EXERCISE OBJECTIVE: The data below should be printed in full, exactly, and without any of its images.

Excerpt from a dataset:
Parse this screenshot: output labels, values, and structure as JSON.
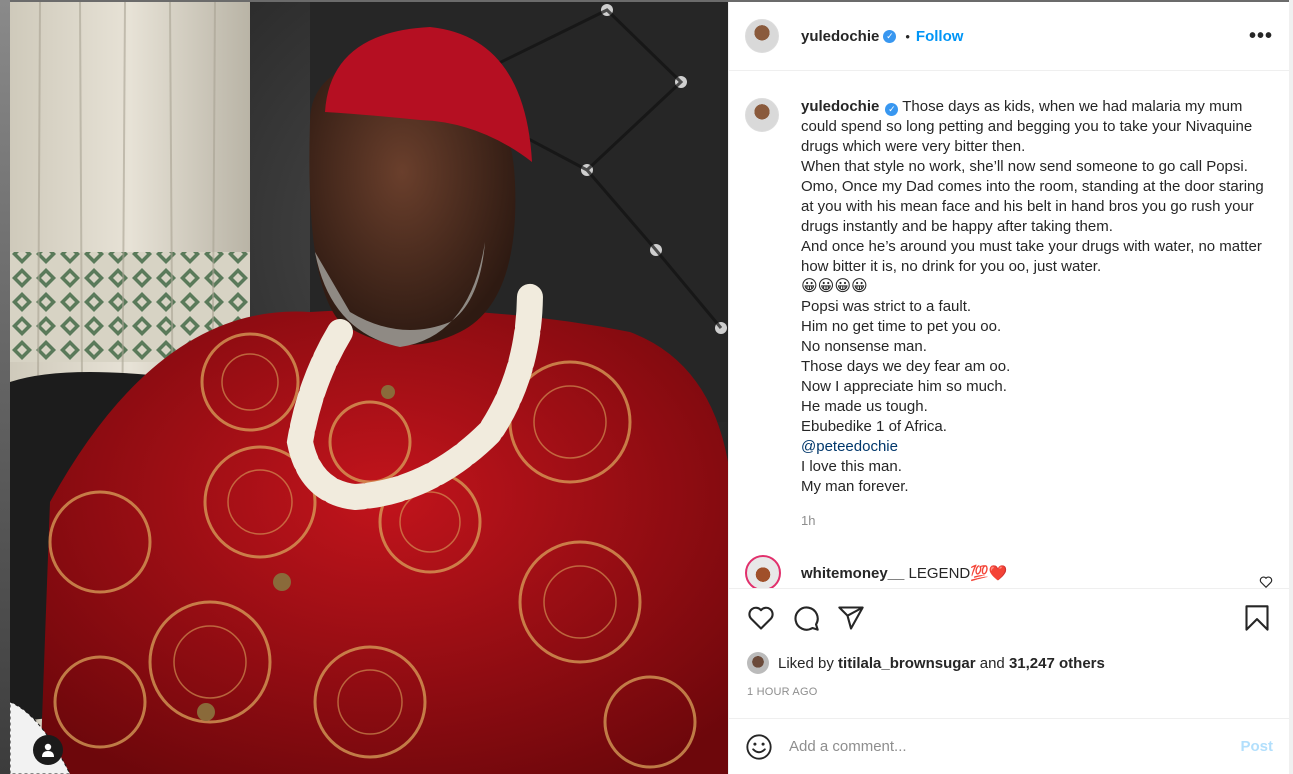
{
  "post": {
    "username": "yuledochie",
    "verified_mark": "✓",
    "dot": "•",
    "follow_label": "Follow",
    "more_label": "•••"
  },
  "caption": {
    "username": "yuledochie",
    "lines": [
      "Those days as kids, when we had malaria my mum could spend so long petting and begging you to take your Nivaquine drugs which were very bitter then.",
      "When that style no work, she’ll now send someone to go call Popsi.",
      "Omo, Once my Dad comes into the room, standing at the door staring at you with his mean face and his belt in hand bros you go rush your drugs instantly and be happy after taking them.",
      "And once he’s around you must take your drugs with water, no matter how bitter it is, no drink for you oo, just water.",
      "😀😀😀😀",
      "Popsi was strict to a fault.",
      "Him no get time to pet you oo.",
      "No nonsense man.",
      "Those days we dey fear am oo.",
      "Now I appreciate him so much.",
      "He made us tough.",
      "Ebubedike 1 of Africa."
    ],
    "mention": "@peteedochie",
    "after_lines": [
      "I love this man.",
      "My man forever."
    ],
    "time": "1h"
  },
  "comment": {
    "username": "whitemoney__",
    "text": "LEGEND💯❤️"
  },
  "likes": {
    "prefix": "Liked by",
    "user": "titilala_brownsugar",
    "and": "and",
    "others": "31,247 others"
  },
  "posted_time": "1 HOUR AGO",
  "add_comment": {
    "placeholder": "Add a comment...",
    "post_label": "Post"
  },
  "icons": {
    "header_avatar": "avatar",
    "like": "heart-icon",
    "comment": "comment-bubble-icon",
    "share": "paper-plane-icon",
    "save": "bookmark-icon",
    "emoji": "smiley-icon",
    "tag": "user-tag-icon"
  },
  "colors": {
    "accent": "#0095f6",
    "verified": "#3897f0",
    "post_disabled": "#b2dffc"
  }
}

EXERCISE OUTPUT:
Parse this screenshot: output labels, values, and structure as JSON.
{
  "post": {
    "username": "yuledochie",
    "verified_mark": "✓",
    "dot": "•",
    "follow_label": "Follow",
    "more_label": "•••"
  },
  "caption": {
    "username": "yuledochie",
    "lines": [
      "Those days as kids, when we had malaria my mum could spend so long petting and begging you to take your Nivaquine drugs which were very bitter then.",
      "When that style no work, she’ll now send someone to go call Popsi.",
      "Omo, Once my Dad comes into the room, standing at the door staring at you with his mean face and his belt in hand bros you go rush your drugs instantly and be happy after taking them.",
      "And once he’s around you must take your drugs with water, no matter how bitter it is, no drink for you oo, just water.",
      "😀😀😀😀",
      "Popsi was strict to a fault.",
      "Him no get time to pet you oo.",
      "No nonsense man.",
      "Those days we dey fear am oo.",
      "Now I appreciate him so much.",
      "He made us tough.",
      "Ebubedike 1 of Africa."
    ],
    "mention": "@peteedochie",
    "after_lines": [
      "I love this man.",
      "My man forever."
    ],
    "time": "1h"
  },
  "comment": {
    "username": "whitemoney__",
    "text": "LEGEND💯❤️"
  },
  "likes": {
    "prefix": "Liked by",
    "user": "titilala_brownsugar",
    "and": "and",
    "others": "31,247 others"
  },
  "posted_time": "1 HOUR AGO",
  "add_comment": {
    "placeholder": "Add a comment...",
    "post_label": "Post"
  },
  "icons": {
    "header_avatar": "avatar",
    "like": "heart-icon",
    "comment": "comment-bubble-icon",
    "share": "paper-plane-icon",
    "save": "bookmark-icon",
    "emoji": "smiley-icon",
    "tag": "user-tag-icon"
  },
  "colors": {
    "accent": "#0095f6",
    "verified": "#3897f0",
    "post_disabled": "#b2dffc"
  }
}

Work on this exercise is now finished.